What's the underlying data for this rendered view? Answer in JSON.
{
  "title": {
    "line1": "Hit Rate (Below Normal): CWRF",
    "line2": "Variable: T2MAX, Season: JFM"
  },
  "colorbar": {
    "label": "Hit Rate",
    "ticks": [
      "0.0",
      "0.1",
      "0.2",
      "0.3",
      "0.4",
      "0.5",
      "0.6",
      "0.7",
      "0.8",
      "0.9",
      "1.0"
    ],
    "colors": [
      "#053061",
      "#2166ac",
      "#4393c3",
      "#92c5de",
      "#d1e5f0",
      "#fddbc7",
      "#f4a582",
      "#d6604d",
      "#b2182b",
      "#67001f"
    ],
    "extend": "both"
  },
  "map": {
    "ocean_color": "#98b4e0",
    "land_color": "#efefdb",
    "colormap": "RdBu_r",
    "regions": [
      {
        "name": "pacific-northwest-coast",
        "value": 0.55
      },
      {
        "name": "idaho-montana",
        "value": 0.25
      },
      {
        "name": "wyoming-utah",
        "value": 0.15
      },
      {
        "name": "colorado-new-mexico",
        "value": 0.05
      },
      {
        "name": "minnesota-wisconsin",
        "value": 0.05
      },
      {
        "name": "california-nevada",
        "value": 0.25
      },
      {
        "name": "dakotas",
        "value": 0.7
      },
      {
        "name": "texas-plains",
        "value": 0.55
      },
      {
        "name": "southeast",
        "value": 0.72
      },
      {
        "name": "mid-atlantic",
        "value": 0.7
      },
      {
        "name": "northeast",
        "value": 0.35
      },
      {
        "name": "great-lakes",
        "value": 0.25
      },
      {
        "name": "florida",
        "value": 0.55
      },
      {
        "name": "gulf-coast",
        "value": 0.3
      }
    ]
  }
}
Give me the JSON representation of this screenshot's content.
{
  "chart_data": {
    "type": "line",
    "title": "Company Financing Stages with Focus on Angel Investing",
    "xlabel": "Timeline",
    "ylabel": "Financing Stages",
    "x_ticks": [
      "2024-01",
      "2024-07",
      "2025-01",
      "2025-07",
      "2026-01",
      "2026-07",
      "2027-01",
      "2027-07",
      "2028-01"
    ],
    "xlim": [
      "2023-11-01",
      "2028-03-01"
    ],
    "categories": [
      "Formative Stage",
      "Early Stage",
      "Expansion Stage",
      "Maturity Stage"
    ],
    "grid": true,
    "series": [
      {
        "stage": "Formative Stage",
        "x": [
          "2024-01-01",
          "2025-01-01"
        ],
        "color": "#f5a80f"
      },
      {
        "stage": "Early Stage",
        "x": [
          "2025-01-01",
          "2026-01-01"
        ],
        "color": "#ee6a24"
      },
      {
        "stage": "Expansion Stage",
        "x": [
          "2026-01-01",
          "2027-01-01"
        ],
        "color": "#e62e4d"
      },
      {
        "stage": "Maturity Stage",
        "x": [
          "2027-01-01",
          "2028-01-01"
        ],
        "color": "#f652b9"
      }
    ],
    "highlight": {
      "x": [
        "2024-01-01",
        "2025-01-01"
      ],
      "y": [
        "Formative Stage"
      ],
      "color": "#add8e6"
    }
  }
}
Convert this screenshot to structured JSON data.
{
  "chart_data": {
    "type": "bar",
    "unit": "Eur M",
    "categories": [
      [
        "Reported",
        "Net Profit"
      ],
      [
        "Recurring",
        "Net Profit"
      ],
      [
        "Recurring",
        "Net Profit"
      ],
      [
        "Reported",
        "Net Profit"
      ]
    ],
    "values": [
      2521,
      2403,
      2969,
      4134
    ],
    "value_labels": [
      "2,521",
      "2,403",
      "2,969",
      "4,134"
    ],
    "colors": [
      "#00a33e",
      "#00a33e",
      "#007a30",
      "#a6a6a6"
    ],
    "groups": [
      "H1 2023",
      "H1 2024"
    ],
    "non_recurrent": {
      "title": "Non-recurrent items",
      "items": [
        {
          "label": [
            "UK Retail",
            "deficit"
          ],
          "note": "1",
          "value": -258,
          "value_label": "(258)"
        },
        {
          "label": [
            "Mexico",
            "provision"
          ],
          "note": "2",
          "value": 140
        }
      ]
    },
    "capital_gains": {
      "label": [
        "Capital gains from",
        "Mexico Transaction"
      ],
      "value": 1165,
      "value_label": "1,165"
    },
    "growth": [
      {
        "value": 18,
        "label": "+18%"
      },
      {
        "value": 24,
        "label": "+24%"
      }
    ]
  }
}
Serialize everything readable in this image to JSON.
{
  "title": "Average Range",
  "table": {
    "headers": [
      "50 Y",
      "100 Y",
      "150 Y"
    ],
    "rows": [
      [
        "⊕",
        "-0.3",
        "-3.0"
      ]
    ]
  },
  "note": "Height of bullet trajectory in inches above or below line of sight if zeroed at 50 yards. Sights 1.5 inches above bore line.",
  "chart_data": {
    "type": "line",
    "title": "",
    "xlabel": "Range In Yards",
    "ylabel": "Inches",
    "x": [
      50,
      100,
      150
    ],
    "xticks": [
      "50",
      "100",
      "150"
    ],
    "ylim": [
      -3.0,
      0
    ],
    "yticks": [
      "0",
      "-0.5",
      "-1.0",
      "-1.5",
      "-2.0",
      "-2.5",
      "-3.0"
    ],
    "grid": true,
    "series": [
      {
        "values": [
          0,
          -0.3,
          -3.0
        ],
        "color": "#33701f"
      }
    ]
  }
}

→ Task brief
From the records above, please extract every line and repeat it exactly.

→ The output
What's the underlying data for this rendered view? Answer in JSON.
{
  "title": {
    "line1": "Hit Rate (Below Normal): CWRF",
    "line2": "Variable: T2MAX, Season: JFM"
  },
  "colorbar": {
    "label": "Hit Rate",
    "ticks": [
      "0.0",
      "0.1",
      "0.2",
      "0.3",
      "0.4",
      "0.5",
      "0.6",
      "0.7",
      "0.8",
      "0.9",
      "1.0"
    ],
    "colors": [
      "#053061",
      "#2166ac",
      "#4393c3",
      "#92c5de",
      "#d1e5f0",
      "#fddbc7",
      "#f4a582",
      "#d6604d",
      "#b2182b",
      "#67001f"
    ],
    "extend": "both"
  },
  "map": {
    "ocean_color": "#98b4e0",
    "land_color": "#efefdb",
    "colormap": "RdBu_r",
    "regions": [
      {
        "name": "pacific-northwest-coast",
        "value": 0.55
      },
      {
        "name": "idaho-montana",
        "value": 0.25
      },
      {
        "name": "wyoming-utah",
        "value": 0.15
      },
      {
        "name": "colorado-new-mexico",
        "value": 0.05
      },
      {
        "name": "minnesota-wisconsin",
        "value": 0.05
      },
      {
        "name": "california-nevada",
        "value": 0.25
      },
      {
        "name": "dakotas",
        "value": 0.7
      },
      {
        "name": "texas-plains",
        "value": 0.55
      },
      {
        "name": "southeast",
        "value": 0.72
      },
      {
        "name": "mid-atlantic",
        "value": 0.7
      },
      {
        "name": "northeast",
        "value": 0.35
      },
      {
        "name": "great-lakes",
        "value": 0.25
      },
      {
        "name": "florida",
        "value": 0.55
      },
      {
        "name": "gulf-coast",
        "value": 0.3
      }
    ]
  }
}
Give me the JSON representation of this screenshot's content.
{
  "chart_data": {
    "type": "line",
    "title": "Company Financing Stages with Focus on Angel Investing",
    "xlabel": "Timeline",
    "ylabel": "Financing Stages",
    "x_ticks": [
      "2024-01",
      "2024-07",
      "2025-01",
      "2025-07",
      "2026-01",
      "2026-07",
      "2027-01",
      "2027-07",
      "2028-01"
    ],
    "xlim": [
      "2023-11-01",
      "2028-03-01"
    ],
    "categories": [
      "Formative Stage",
      "Early Stage",
      "Expansion Stage",
      "Maturity Stage"
    ],
    "grid": true,
    "series": [
      {
        "stage": "Formative Stage",
        "x": [
          "2024-01-01",
          "2025-01-01"
        ],
        "color": "#f5a80f"
      },
      {
        "stage": "Early Stage",
        "x": [
          "2025-01-01",
          "2026-01-01"
        ],
        "color": "#ee6a24"
      },
      {
        "stage": "Expansion Stage",
        "x": [
          "2026-01-01",
          "2027-01-01"
        ],
        "color": "#e62e4d"
      },
      {
        "stage": "Maturity Stage",
        "x": [
          "2027-01-01",
          "2028-01-01"
        ],
        "color": "#f652b9"
      }
    ],
    "highlight": {
      "x": [
        "2024-01-01",
        "2025-01-01"
      ],
      "y": [
        "Formative Stage"
      ],
      "color": "#add8e6"
    }
  }
}
Convert this screenshot to structured JSON data.
{
  "chart_data": {
    "type": "bar",
    "unit": "Eur M",
    "categories": [
      [
        "Reported",
        "Net Profit"
      ],
      [
        "Recurring",
        "Net Profit"
      ],
      [
        "Recurring",
        "Net Profit"
      ],
      [
        "Reported",
        "Net Profit"
      ]
    ],
    "values": [
      2521,
      2403,
      2969,
      4134
    ],
    "value_labels": [
      "2,521",
      "2,403",
      "2,969",
      "4,134"
    ],
    "colors": [
      "#00a33e",
      "#00a33e",
      "#007a30",
      "#a6a6a6"
    ],
    "groups": [
      "H1 2023",
      "H1 2024"
    ],
    "non_recurrent": {
      "title": "Non-recurrent items",
      "items": [
        {
          "label": [
            "UK Retail",
            "deficit"
          ],
          "note": "1",
          "value": -258,
          "value_label": "(258)"
        },
        {
          "label": [
            "Mexico",
            "provision"
          ],
          "note": "2",
          "value": 140
        }
      ]
    },
    "capital_gains": {
      "label": [
        "Capital gains from",
        "Mexico Transaction"
      ],
      "value": 1165,
      "value_label": "1,165"
    },
    "growth": [
      {
        "value": 18,
        "label": "+18%"
      },
      {
        "value": 24,
        "label": "+24%"
      }
    ]
  }
}
Serialize everything readable in this image to JSON.
{
  "title": "Average Range",
  "table": {
    "headers": [
      "50 Y",
      "100 Y",
      "150 Y"
    ],
    "rows": [
      [
        "⊕",
        "-0.3",
        "-3.0"
      ]
    ]
  },
  "note": "Height of bullet trajectory in inches above or below line of sight if zeroed at 50 yards. Sights 1.5 inches above bore line.",
  "chart_data": {
    "type": "line",
    "title": "",
    "xlabel": "Range In Yards",
    "ylabel": "Inches",
    "x": [
      50,
      100,
      150
    ],
    "xticks": [
      "50",
      "100",
      "150"
    ],
    "ylim": [
      -3.0,
      0
    ],
    "yticks": [
      "0",
      "-0.5",
      "-1.0",
      "-1.5",
      "-2.0",
      "-2.5",
      "-3.0"
    ],
    "grid": true,
    "series": [
      {
        "values": [
          0,
          -0.3,
          -3.0
        ],
        "color": "#33701f"
      }
    ]
  }
}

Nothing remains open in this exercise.